-- RECORDS SHOWN --
--- Begin ---
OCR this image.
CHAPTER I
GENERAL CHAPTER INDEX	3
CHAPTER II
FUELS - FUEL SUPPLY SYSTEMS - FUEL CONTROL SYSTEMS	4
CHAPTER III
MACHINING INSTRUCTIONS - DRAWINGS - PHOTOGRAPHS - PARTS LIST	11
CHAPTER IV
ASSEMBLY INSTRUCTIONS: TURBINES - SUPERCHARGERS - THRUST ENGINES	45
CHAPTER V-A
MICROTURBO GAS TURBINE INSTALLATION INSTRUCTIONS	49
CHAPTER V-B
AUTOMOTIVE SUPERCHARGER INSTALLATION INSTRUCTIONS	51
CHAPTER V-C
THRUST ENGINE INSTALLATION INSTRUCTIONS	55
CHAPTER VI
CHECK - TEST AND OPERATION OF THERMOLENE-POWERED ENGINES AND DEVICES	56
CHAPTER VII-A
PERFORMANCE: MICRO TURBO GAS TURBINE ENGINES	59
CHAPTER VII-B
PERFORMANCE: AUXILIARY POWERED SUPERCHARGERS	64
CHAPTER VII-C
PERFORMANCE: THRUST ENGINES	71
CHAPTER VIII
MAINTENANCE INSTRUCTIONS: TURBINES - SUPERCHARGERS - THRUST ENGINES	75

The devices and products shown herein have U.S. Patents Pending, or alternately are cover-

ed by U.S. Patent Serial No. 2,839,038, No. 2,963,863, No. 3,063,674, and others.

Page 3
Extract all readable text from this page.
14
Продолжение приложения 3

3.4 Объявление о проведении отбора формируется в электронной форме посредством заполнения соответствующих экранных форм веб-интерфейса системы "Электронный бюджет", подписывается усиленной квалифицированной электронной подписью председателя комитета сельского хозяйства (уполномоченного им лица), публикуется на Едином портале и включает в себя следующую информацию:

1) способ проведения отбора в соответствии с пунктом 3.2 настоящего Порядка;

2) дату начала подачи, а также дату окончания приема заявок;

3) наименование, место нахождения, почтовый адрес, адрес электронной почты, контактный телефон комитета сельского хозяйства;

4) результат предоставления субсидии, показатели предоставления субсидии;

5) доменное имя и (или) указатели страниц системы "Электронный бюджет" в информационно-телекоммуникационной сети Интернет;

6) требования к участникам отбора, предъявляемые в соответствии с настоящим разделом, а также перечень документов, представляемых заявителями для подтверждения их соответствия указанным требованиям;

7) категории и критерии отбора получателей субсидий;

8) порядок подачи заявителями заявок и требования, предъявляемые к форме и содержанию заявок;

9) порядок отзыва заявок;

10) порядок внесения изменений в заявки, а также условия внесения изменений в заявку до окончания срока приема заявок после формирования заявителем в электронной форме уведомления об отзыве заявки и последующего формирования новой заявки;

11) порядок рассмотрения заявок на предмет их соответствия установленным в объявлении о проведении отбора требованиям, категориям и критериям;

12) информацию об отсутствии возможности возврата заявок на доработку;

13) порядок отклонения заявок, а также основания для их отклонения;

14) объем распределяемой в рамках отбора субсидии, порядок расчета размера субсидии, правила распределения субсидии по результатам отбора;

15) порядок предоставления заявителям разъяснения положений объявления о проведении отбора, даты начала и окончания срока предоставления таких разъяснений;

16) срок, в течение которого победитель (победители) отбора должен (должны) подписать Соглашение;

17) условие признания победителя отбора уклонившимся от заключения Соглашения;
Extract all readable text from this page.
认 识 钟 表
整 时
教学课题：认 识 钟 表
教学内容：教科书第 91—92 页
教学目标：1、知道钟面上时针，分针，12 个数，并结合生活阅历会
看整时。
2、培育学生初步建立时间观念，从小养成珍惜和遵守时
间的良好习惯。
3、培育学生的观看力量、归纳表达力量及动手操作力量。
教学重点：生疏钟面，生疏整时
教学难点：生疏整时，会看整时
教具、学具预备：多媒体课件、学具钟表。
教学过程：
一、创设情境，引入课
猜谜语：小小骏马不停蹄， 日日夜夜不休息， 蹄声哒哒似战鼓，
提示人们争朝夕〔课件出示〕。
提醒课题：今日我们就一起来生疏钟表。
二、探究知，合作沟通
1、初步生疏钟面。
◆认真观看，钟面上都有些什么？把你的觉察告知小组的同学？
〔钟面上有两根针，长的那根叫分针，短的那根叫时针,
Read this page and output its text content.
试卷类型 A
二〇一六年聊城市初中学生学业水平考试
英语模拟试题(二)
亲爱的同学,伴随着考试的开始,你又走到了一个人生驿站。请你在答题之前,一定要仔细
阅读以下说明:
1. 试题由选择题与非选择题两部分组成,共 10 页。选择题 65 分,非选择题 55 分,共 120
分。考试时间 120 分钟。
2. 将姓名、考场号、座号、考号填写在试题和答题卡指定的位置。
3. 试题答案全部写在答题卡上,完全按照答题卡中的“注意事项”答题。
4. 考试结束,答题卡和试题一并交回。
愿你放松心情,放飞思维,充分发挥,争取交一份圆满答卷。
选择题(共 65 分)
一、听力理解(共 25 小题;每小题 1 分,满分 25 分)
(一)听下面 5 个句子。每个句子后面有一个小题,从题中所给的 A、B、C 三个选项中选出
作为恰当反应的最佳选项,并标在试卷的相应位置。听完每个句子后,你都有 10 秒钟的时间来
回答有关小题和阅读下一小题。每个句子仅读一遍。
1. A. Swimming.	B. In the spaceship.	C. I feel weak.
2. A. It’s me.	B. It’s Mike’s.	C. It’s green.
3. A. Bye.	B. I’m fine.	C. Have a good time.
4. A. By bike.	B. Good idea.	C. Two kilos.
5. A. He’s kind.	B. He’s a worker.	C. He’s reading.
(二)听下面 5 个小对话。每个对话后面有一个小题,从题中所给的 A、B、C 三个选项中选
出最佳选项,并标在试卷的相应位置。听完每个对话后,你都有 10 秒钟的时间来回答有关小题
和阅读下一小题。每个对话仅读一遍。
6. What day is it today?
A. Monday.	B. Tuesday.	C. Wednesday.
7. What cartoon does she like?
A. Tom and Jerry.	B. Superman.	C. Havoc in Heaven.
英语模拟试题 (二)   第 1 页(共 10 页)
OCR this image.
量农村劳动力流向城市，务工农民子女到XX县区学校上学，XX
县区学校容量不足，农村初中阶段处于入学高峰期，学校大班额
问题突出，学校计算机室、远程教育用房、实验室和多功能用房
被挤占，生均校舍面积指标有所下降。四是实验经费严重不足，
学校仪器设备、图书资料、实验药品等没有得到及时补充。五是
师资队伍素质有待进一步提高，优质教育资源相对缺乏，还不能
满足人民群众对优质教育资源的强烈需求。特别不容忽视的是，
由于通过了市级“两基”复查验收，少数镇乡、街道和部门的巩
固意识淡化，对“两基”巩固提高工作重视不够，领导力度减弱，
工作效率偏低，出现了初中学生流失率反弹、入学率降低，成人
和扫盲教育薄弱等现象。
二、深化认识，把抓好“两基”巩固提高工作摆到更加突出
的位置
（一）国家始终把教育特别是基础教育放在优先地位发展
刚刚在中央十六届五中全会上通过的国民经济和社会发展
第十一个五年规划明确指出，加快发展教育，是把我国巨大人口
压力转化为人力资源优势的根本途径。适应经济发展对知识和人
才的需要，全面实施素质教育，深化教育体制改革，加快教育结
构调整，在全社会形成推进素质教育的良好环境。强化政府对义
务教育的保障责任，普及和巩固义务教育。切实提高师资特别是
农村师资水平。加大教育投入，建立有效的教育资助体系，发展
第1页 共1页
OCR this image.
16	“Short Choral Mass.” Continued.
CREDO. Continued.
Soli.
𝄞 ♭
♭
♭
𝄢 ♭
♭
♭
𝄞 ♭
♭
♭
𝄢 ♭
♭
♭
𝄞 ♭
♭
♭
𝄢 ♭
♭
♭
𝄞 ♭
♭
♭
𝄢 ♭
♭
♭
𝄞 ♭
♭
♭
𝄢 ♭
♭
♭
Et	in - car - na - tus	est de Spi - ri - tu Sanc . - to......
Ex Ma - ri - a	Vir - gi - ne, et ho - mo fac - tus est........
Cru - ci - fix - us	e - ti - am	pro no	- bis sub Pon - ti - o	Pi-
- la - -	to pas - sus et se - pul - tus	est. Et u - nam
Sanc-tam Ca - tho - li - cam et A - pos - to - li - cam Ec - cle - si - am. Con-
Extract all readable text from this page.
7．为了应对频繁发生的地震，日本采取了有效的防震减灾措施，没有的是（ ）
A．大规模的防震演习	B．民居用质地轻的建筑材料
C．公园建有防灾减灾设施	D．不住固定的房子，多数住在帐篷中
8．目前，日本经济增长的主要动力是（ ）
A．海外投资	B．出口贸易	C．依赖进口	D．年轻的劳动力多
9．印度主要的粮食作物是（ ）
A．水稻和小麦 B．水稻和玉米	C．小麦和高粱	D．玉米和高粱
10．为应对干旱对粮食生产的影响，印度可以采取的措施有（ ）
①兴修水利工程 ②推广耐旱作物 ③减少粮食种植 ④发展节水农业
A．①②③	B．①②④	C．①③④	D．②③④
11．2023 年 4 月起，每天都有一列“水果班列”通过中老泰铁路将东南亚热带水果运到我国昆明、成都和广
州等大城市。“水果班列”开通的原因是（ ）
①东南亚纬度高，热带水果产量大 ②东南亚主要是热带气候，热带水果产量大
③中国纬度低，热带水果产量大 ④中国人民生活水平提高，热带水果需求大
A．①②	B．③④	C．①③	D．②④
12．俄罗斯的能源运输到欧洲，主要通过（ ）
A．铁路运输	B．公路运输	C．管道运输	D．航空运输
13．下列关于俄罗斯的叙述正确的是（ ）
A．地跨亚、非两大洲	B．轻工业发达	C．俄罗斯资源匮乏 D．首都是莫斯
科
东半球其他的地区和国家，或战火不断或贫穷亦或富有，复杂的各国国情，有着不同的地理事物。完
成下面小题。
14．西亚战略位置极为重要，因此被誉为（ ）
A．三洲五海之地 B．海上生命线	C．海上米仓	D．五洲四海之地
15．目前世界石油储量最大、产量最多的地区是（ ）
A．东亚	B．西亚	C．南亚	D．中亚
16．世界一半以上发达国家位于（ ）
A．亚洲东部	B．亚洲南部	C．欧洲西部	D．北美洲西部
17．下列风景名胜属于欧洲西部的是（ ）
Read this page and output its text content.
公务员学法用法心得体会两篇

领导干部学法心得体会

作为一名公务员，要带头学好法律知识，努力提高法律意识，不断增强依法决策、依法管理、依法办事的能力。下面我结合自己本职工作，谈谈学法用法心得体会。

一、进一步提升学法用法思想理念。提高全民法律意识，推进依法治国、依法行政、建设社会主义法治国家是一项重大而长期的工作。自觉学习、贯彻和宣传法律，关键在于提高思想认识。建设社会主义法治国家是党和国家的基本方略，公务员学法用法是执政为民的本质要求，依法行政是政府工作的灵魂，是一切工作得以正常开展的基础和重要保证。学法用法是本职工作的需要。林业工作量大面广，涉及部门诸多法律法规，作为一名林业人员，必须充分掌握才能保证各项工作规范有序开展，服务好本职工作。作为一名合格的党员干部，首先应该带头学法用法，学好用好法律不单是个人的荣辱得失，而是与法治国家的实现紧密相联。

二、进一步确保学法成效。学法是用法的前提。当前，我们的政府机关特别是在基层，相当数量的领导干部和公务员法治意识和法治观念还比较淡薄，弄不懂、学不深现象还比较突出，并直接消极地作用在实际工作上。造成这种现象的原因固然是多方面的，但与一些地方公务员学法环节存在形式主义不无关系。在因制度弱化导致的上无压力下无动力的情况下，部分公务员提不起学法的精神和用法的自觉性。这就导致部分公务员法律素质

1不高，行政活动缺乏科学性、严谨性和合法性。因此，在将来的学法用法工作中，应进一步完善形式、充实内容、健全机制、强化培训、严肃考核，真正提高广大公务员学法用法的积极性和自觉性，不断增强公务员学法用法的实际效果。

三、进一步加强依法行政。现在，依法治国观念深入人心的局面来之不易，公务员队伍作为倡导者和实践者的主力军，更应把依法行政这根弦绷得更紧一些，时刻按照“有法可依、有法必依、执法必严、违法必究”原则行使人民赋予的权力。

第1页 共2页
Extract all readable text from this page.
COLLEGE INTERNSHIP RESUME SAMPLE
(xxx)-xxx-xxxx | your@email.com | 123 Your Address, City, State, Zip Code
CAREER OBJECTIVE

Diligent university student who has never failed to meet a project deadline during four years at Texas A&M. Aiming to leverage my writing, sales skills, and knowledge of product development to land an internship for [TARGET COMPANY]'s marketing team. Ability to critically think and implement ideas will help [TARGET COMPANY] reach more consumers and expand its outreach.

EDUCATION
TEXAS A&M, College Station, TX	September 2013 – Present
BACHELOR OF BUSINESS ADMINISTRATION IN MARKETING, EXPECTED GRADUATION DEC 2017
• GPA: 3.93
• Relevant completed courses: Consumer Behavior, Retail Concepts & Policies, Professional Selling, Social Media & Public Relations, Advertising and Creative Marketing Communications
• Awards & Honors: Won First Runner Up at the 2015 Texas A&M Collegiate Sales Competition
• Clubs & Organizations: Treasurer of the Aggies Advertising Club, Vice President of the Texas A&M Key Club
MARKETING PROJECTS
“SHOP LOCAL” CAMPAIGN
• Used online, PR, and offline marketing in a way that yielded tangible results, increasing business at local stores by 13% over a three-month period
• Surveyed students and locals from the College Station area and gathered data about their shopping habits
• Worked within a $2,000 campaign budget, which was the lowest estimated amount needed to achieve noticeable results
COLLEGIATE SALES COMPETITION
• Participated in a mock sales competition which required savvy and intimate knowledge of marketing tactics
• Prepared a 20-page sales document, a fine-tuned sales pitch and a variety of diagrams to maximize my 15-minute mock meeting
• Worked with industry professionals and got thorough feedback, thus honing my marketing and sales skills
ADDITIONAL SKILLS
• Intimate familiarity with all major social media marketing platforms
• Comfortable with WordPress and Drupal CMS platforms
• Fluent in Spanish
--- End ---
-- CHALLENGE --
From the data, list each line in which the string "POWERED" appears.

-- EXPECTED ANSWER --
CHECK - TEST AND OPERATION OF THERMOLENE-POWERED ENGINES AND DEVICES	56
PERFORMANCE: AUXILIARY POWERED SUPERCHARGERS	64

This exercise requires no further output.